Bugfix of Yaml exception with simple quotes #414

syn-4ck · 2021-03-01T16:32:50Z

The following exception has been raised during a Yaml file scan:

The YAML file has the following content:

example:
  test:
    username: user
    password: 'my password'

To fix the bug, I just remove the ? in the following keyword plugin line:

OPTIONAL_WHITESPACE = r'\s*?'

I think that the ? in this regex is not necessary because the * matches from 0 to n times.

Also, in our experience, it is very common for developers to use passwords with whitespaces. Currently, detect-secrets doesn't report the secrets if the value has been defined between quotes and report the first string in other cases. I suggest the change of SECRET = r'[^\s]+' regex to SECRET = r'[^\r\n]+'.

In closing, I remove the FALSE_POSITIVES list to clear the code, I think it is unused and it has been replaced by the filters.

domanchi · 2021-03-01T16:43:16Z

@syn-4ck , what version of detect-secrets are you running? I would think that YAMLTransformer would handle this better.

syn-4ck · 2021-03-01T16:45:18Z

Hi @domanchi, I detect the bug in the v1.0.3.

domanchi · 2021-03-01T23:46:38Z

Ok, I had a chance to look this over. Couple of comments:

You're absolutely right about the FALSE_POSITIVES list. I had missed migrating https://github.com/Yelp/detect-secrets/blob/v0.14.3/detect_secrets/plugins/keyword.py#L352 in the new version (not by design), so it's technically not currently used.

Do you have thoughts on whether detect-secrets should continue to ship with a hardcoded list of false positives? On one hand, this list was generated through hours of sifting through raw data; but on the other hand, I hypothesize that it's pretty environment specific.
The modification from SECRET = r'[^\s]+' regex to SECRET = r'[^\r\n]+' makes sense to me. Nice catch.
I was successfully able to reproduce the bug you demonstrated (thank you for the minimal proof of concept), but I was unable to reproduce the fix on my end. I'll need to explore this in more depth.

### DIRECTION A
From the YAML bugfix discussion, print the passage between "Ok, I had a" and "not currently used.", inclusive.
### DIRECTION B
In the YAML bugfix discussion, what version of detect-secrets was syn-4ck running when the bug was found?
### DIRECTION C
Finish out the next part of the YAML bugfix discussion, starting after its last sentence.

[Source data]

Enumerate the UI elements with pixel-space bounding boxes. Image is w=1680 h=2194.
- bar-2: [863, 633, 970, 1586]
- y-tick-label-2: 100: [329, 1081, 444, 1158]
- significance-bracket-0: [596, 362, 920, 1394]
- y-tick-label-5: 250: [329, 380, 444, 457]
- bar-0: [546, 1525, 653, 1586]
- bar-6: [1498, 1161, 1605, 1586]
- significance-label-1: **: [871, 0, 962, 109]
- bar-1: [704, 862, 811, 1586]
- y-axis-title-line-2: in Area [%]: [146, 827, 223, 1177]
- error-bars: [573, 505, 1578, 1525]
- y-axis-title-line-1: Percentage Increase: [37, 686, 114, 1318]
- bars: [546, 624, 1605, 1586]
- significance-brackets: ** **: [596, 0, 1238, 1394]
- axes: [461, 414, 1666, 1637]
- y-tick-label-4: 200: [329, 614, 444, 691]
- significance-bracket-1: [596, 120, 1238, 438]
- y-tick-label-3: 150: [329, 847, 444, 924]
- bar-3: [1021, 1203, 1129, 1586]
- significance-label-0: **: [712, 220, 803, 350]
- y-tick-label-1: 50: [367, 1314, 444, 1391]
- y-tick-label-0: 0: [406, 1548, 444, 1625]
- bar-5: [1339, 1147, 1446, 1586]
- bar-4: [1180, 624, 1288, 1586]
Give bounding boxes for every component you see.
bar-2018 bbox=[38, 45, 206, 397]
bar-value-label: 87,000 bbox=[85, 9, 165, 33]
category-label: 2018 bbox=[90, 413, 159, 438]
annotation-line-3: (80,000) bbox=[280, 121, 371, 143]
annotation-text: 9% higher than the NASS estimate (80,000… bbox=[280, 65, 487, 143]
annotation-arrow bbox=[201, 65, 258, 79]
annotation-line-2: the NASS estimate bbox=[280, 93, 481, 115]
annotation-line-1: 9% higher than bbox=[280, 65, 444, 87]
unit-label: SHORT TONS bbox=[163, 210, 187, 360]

### EXPECTED OUTPUT A
Ok, I had a chance to look this over. Couple of comments:

You're absolutely right about the FALSE_POSITIVES list. I had missed migrating https://github.com/Yelp/detect-secrets/blob/v0.14.3/detect_secrets/plugins/keyword.py#L352 in the new version (not by design), so it's technically not currently used.

### EXPECTED OUTPUT B
v1.0.3

### EXPECTED OUTPUT C
syn-4ck · 2021-03-02T08:31:27Z

Thanks for checking the changes. I would like to answer your comments below:

I think the best option in this case is use the filters for a global context. In my opinion, if a finding is considered false positive by detect-secrets in the keyword plugin, for consistency it not be reported by any plugin. For this specific use case I think that the filters detect_secrets.filters.regex.should_exclude_secret and detect_secrets.filters.wordlist.should_exclude_secret can be a good approach. However, if you prefer save this denylist in the plugin until migrate it, I can change the PR and not delete it.
Nice, thank you!
I have tested again on the branch to merge with Debian and Windows and it works for me. Below I attach a new screenshot in the Linux machine.:

I hope this comment helps you @domanchi.

pablosnt · 2021-03-02T08:56:14Z

Hi @domanchi and @syn-4ck, I was successfully able to reproduce the bug and the fix in Microsoft Windows and MacOS, next you can see the evidence in the second one:

I hope this to be useful in your discussion and thank you @syn-4ck for the fix!

syn-4ck · 2021-03-02T09:41:41Z

Thanks for your feedback @pablosantiagolopez!

domanchi · 2021-03-02T14:36:00Z

Ah, I see it now. You need both the SECRET change, and the OPTIONAL_WHITESPACE change. I also realize that the ? is not necessary for the whitespace, since we want it to be greedy (and consume any and all whitespace it finds).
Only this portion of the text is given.